→ DATA FOR THE TASK

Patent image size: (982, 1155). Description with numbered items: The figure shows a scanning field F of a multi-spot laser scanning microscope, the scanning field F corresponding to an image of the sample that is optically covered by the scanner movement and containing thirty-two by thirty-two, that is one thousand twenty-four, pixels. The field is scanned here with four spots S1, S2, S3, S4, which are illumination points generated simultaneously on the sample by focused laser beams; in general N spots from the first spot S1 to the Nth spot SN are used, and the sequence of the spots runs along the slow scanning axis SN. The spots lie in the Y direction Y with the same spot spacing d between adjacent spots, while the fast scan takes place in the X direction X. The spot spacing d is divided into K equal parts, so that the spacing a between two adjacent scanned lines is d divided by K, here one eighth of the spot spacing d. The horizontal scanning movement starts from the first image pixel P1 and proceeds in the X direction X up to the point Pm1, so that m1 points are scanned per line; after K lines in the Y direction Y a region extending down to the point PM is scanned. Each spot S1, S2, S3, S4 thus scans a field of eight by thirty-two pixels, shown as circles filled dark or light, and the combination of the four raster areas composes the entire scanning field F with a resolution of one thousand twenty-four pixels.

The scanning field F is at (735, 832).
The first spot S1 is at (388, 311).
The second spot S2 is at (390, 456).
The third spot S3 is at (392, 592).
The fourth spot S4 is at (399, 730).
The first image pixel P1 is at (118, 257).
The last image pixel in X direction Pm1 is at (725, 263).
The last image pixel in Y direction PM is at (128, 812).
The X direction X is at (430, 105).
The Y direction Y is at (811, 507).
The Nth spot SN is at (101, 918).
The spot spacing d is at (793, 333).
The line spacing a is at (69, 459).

→ TASK BRIEF
Render all of the data above as a two-column CSV with the header columns "text" and "answer", one row per item. Put each item's text and its answer in a single quoted field each, with line breaks replaced by spaces.

→ WORKED ANSWER
text,answer
"Patent image size: (982, 1155). Description with numbered items: The figure shows a scanning field F of a multi-spot laser scanning microscope, the scanning field F corresponding to an image of the sample that is optically covered by the scanner movement and containing thirty-two by thirty-two, that is one thousand twenty-four, pixels. The field is scanned here with four spots S1, S2, S3, S4, which are illumination points generated simultaneously on the sample by focused laser beams; in general N spots from the first spot S1 to the Nth spot SN are used, and the sequence of the spots runs along the slow scanning axis SN. The spots lie in the Y direction Y with the same spot spacing d between adjacent spots, while the fast scan takes place in the X direction X. The spot spacing d is divided into K equal parts, so that the spacing a between two adjacent scanned lines is d divided by K, here one eighth of the spot spacing d. The horizontal scanning movement starts from the first image pixel P1 and proceeds in the X direction X up to the point Pm1, so that m1 points are scanned per line; after K lines in the Y direction Y a region extending down to the point PM is scanned. Each spot S1, S2, S3, S4 thus scans a field of eight by thirty-two pixels, shown as circles filled dark or light, and the combination of the four raster areas composes the entire scanning field F with a resolution of one thousand twenty-four pixels.","The scanning field F is at (735, 832). The first spot S1 is at (388, 311). The second spot S2 is at (390, 456). The third spot S3 is at (392, 592). The fourth spot S4 is at (399, 730). The first image pixel P1 is at (118, 257). The last image pixel in X direction Pm1 is at (725, 263). The last image pixel in Y direction PM is at (128, 812). The X direction X is at (430, 105). The Y direction Y is at (811, 507). The Nth spot SN is at (101, 918). The spot spacing d is at (793, 333). The line spacing a is at (69, 459)."